#### Goal of the exercise:
Gather all lines in the data that hold the string "RANGE".

#### Stored records:

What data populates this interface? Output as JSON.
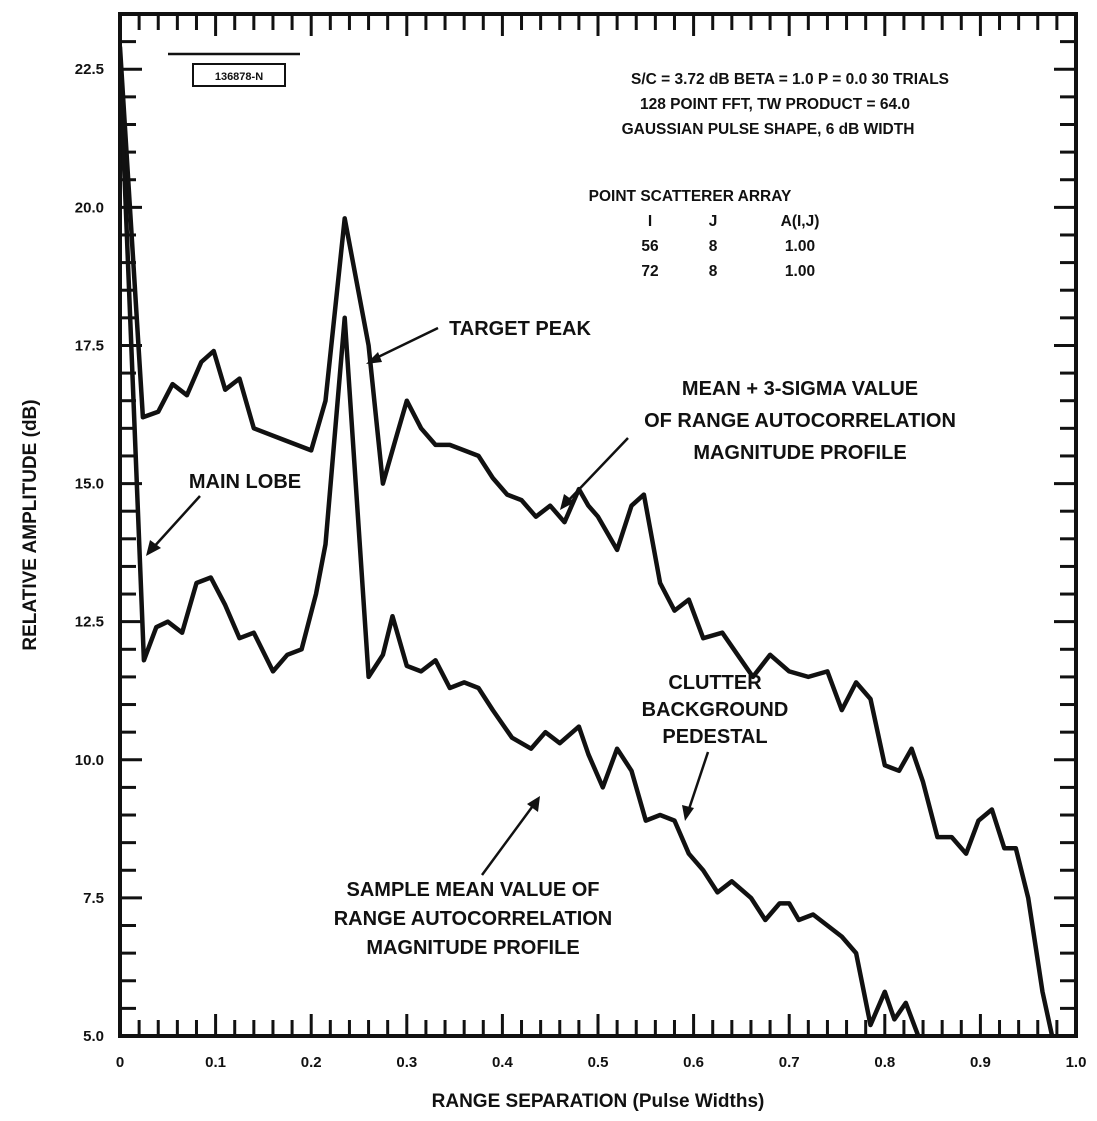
{
  "figure_id": "136878-N",
  "chart_data": {
    "type": "line",
    "title": "",
    "xlabel": "RANGE SEPARATION (Pulse  Widths)",
    "ylabel": "RELATIVE AMPLITUDE (dB)",
    "xlim": [
      0,
      1.0
    ],
    "ylim": [
      5.0,
      23.5
    ],
    "x_ticks": [
      "0",
      "0.1",
      "0.2",
      "0.3",
      "0.4",
      "0.5",
      "0.6",
      "0.7",
      "0.8",
      "0.9",
      "1.0"
    ],
    "y_ticks": [
      "5.0",
      "7.5",
      "10.0",
      "12.5",
      "15.0",
      "17.5",
      "20.0",
      "22.5"
    ],
    "grid": false,
    "legend": "none",
    "parameters": [
      "S/C = 3.72 dB  BETA = 1.0  P = 0.0      30 TRIALS",
      "128 POINT FFT, TW PRODUCT = 64.0",
      "GAUSSIAN PULSE SHAPE, 6 dB WIDTH"
    ],
    "scatterer_table": {
      "title": "POINT SCATTERER ARRAY",
      "columns": [
        "I",
        "J",
        "A(I,J)"
      ],
      "rows": [
        [
          "56",
          "8",
          "1.00"
        ],
        [
          "72",
          "8",
          "1.00"
        ]
      ]
    },
    "annotations": {
      "main_lobe": "MAIN LOBE",
      "target_peak": "TARGET PEAK",
      "upper_curve": [
        "MEAN + 3-SIGMA VALUE",
        "OF RANGE AUTOCORRELATION",
        "MAGNITUDE PROFILE"
      ],
      "clutter": [
        "CLUTTER",
        "BACKGROUND",
        "PEDESTAL"
      ],
      "lower_curve": [
        "SAMPLE MEAN VALUE OF",
        "RANGE AUTOCORRELATION",
        "MAGNITUDE PROFILE"
      ]
    },
    "series": [
      {
        "x": [
          0.0,
          0.024,
          0.04,
          0.055,
          0.07,
          0.085,
          0.098,
          0.11,
          0.125,
          0.14,
          0.17,
          0.2,
          0.215,
          0.235,
          0.26,
          0.275,
          0.29,
          0.3,
          0.315,
          0.33,
          0.345,
          0.36,
          0.375,
          0.39,
          0.405,
          0.42,
          0.435,
          0.45,
          0.465,
          0.48,
          0.49,
          0.5,
          0.52,
          0.535,
          0.548,
          0.565,
          0.58,
          0.595,
          0.61,
          0.63,
          0.65,
          0.662,
          0.68,
          0.7,
          0.72,
          0.74,
          0.755,
          0.77,
          0.785,
          0.8,
          0.815,
          0.828,
          0.84,
          0.855,
          0.87,
          0.885,
          0.898,
          0.912,
          0.925,
          0.937,
          0.95,
          0.958,
          0.965,
          0.975,
          0.985
        ],
        "values": [
          22.9,
          16.2,
          16.3,
          16.8,
          16.6,
          17.2,
          17.4,
          16.7,
          16.9,
          16.0,
          15.8,
          15.6,
          16.5,
          19.8,
          17.5,
          15.0,
          15.9,
          16.5,
          16.0,
          15.7,
          15.7,
          15.6,
          15.5,
          15.1,
          14.8,
          14.7,
          14.4,
          14.6,
          14.3,
          14.9,
          14.6,
          14.4,
          13.8,
          14.6,
          14.8,
          13.2,
          12.7,
          12.9,
          12.2,
          12.3,
          11.8,
          11.5,
          11.9,
          11.6,
          11.5,
          11.6,
          10.9,
          11.4,
          11.1,
          9.9,
          9.8,
          10.2,
          9.6,
          8.6,
          8.6,
          8.3,
          8.9,
          9.1,
          8.4,
          8.4,
          7.5,
          6.6,
          5.8,
          5.0,
          4.6
        ]
      },
      {
        "x": [
          0.0,
          0.025,
          0.038,
          0.05,
          0.065,
          0.08,
          0.095,
          0.11,
          0.125,
          0.14,
          0.16,
          0.175,
          0.19,
          0.205,
          0.215,
          0.235,
          0.26,
          0.275,
          0.285,
          0.3,
          0.315,
          0.33,
          0.345,
          0.36,
          0.375,
          0.39,
          0.41,
          0.43,
          0.445,
          0.46,
          0.48,
          0.49,
          0.505,
          0.52,
          0.535,
          0.55,
          0.565,
          0.58,
          0.595,
          0.61,
          0.625,
          0.64,
          0.66,
          0.675,
          0.69,
          0.7,
          0.71,
          0.725,
          0.74,
          0.755,
          0.77,
          0.785,
          0.8,
          0.81,
          0.822,
          0.835,
          0.848,
          0.86,
          0.872
        ],
        "values": [
          22.6,
          11.8,
          12.4,
          12.5,
          12.3,
          13.2,
          13.3,
          12.8,
          12.2,
          12.3,
          11.6,
          11.9,
          12.0,
          13.0,
          13.9,
          18.0,
          11.5,
          11.9,
          12.6,
          11.7,
          11.6,
          11.8,
          11.3,
          11.4,
          11.3,
          10.9,
          10.4,
          10.2,
          10.5,
          10.3,
          10.6,
          10.1,
          9.5,
          10.2,
          9.8,
          8.9,
          9.0,
          8.9,
          8.3,
          8.0,
          7.6,
          7.8,
          7.5,
          7.1,
          7.4,
          7.4,
          7.1,
          7.2,
          7.0,
          6.8,
          6.5,
          5.2,
          5.8,
          5.3,
          5.6,
          5.0,
          4.9,
          4.8,
          4.7
        ]
      }
    ]
  }
}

#### Result of this task:
    "xlabel": "RANGE SEPARATION (Pulse  Widths)",
        "OF RANGE AUTOCORRELATION",
        "RANGE AUTOCORRELATION",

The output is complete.